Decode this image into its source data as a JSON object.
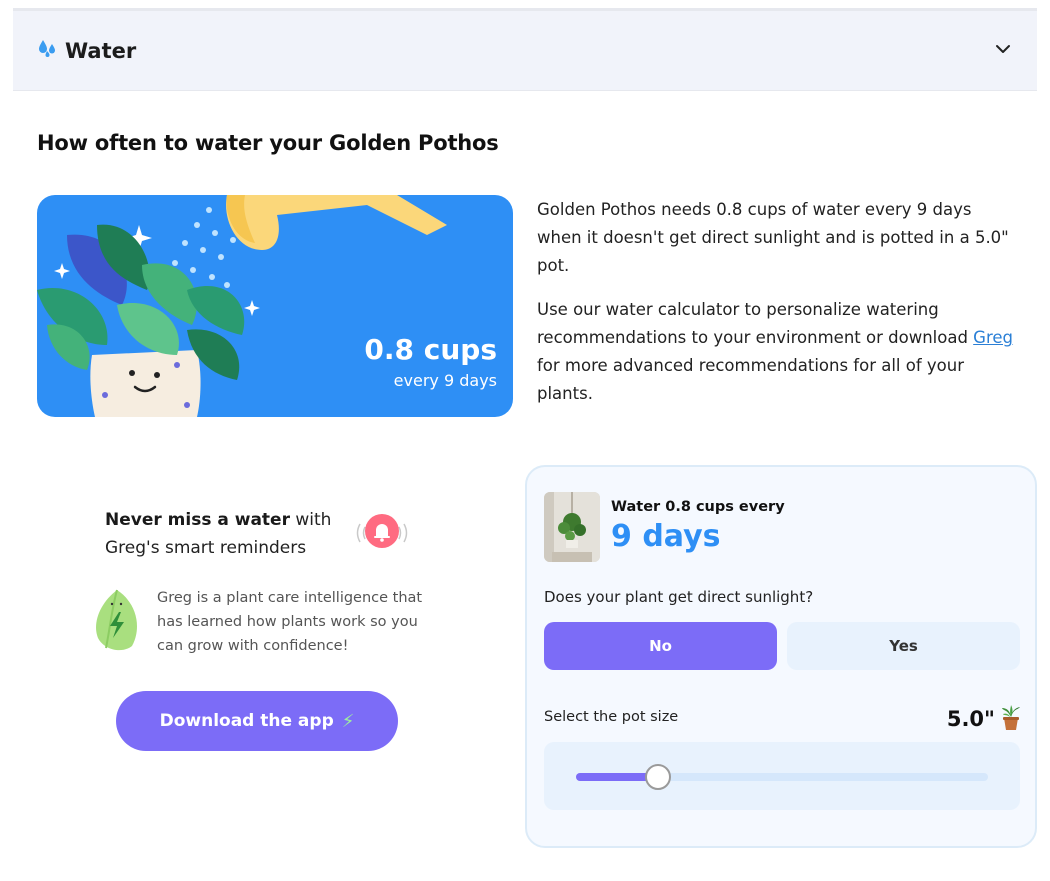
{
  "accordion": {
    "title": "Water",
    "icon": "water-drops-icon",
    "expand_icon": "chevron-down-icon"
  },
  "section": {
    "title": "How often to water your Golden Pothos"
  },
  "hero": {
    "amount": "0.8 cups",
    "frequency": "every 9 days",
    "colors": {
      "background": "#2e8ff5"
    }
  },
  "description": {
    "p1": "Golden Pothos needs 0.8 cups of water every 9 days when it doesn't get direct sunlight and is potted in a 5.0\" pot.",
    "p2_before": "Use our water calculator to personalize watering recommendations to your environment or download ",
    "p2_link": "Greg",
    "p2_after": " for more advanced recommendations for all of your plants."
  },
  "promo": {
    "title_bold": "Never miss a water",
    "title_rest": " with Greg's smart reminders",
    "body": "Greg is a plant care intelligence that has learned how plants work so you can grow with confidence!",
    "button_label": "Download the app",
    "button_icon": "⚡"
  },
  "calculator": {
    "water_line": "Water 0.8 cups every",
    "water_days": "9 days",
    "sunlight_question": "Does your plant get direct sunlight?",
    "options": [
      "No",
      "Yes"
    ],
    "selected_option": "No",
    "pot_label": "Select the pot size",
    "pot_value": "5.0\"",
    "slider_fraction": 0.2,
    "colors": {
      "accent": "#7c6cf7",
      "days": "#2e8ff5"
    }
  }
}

◇ ◇ ◇ ◇ ◇ ◇ ◇

• _Short problem_
Pictures stay out of the copy; please restate every record above exactly.

• _Written answer_
Decode this image into its source data as a JSON object.
{
  "accordion": {
    "title": "Water",
    "icon": "water-drops-icon",
    "expand_icon": "chevron-down-icon"
  },
  "section": {
    "title": "How often to water your Golden Pothos"
  },
  "hero": {
    "amount": "0.8 cups",
    "frequency": "every 9 days",
    "colors": {
      "background": "#2e8ff5"
    }
  },
  "description": {
    "p1": "Golden Pothos needs 0.8 cups of water every 9 days when it doesn't get direct sunlight and is potted in a 5.0\" pot.",
    "p2_before": "Use our water calculator to personalize watering recommendations to your environment or download ",
    "p2_link": "Greg",
    "p2_after": " for more advanced recommendations for all of your plants."
  },
  "promo": {
    "title_bold": "Never miss a water",
    "title_rest": " with Greg's smart reminders",
    "body": "Greg is a plant care intelligence that has learned how plants work so you can grow with confidence!",
    "button_label": "Download the app",
    "button_icon": "⚡"
  },
  "calculator": {
    "water_line": "Water 0.8 cups every",
    "water_days": "9 days",
    "sunlight_question": "Does your plant get direct sunlight?",
    "options": [
      "No",
      "Yes"
    ],
    "selected_option": "No",
    "pot_label": "Select the pot size",
    "pot_value": "5.0\"",
    "slider_fraction": 0.2,
    "colors": {
      "accent": "#7c6cf7",
      "days": "#2e8ff5"
    }
  }
}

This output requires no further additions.